Copy each line of the data below exactly, leaving out pictures.

## start

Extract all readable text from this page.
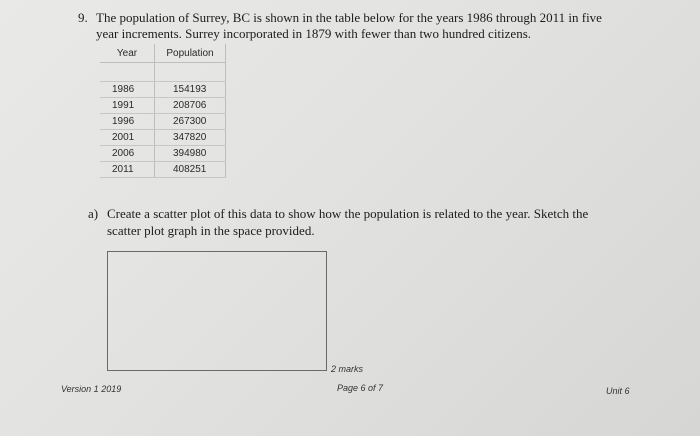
9. The population of Surrey, BC is shown in the table below for the years 1986 through 2011 in five
year increments. Surrey incorporated in 1879 with fewer than two hundred citizens.
Year	Population

1986	154193
1991	208706
1996	267300
2001	347820
2006	394980
2011	408251
a) Create a scatter plot of this data to show how the population is related to the year. Sketch the
scatter plot graph in the space provided.
2 marks
Version 1 2019	Page 6 of 7	Unit 6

## end

Answer for the task:
Extract all readable text from this page.
9. The population of Surrey, BC is shown in the table below for the years 1986 through 2011 in five
year increments. Surrey incorporated in 1879 with fewer than two hundred citizens.
Year	Population

1986	154193
1991	208706
1996	267300
2001	347820
2006	394980
2011	408251
a) Create a scatter plot of this data to show how the population is related to the year. Sketch the
scatter plot graph in the space provided.
2 marks
Version 1 2019	Page 6 of 7	Unit 6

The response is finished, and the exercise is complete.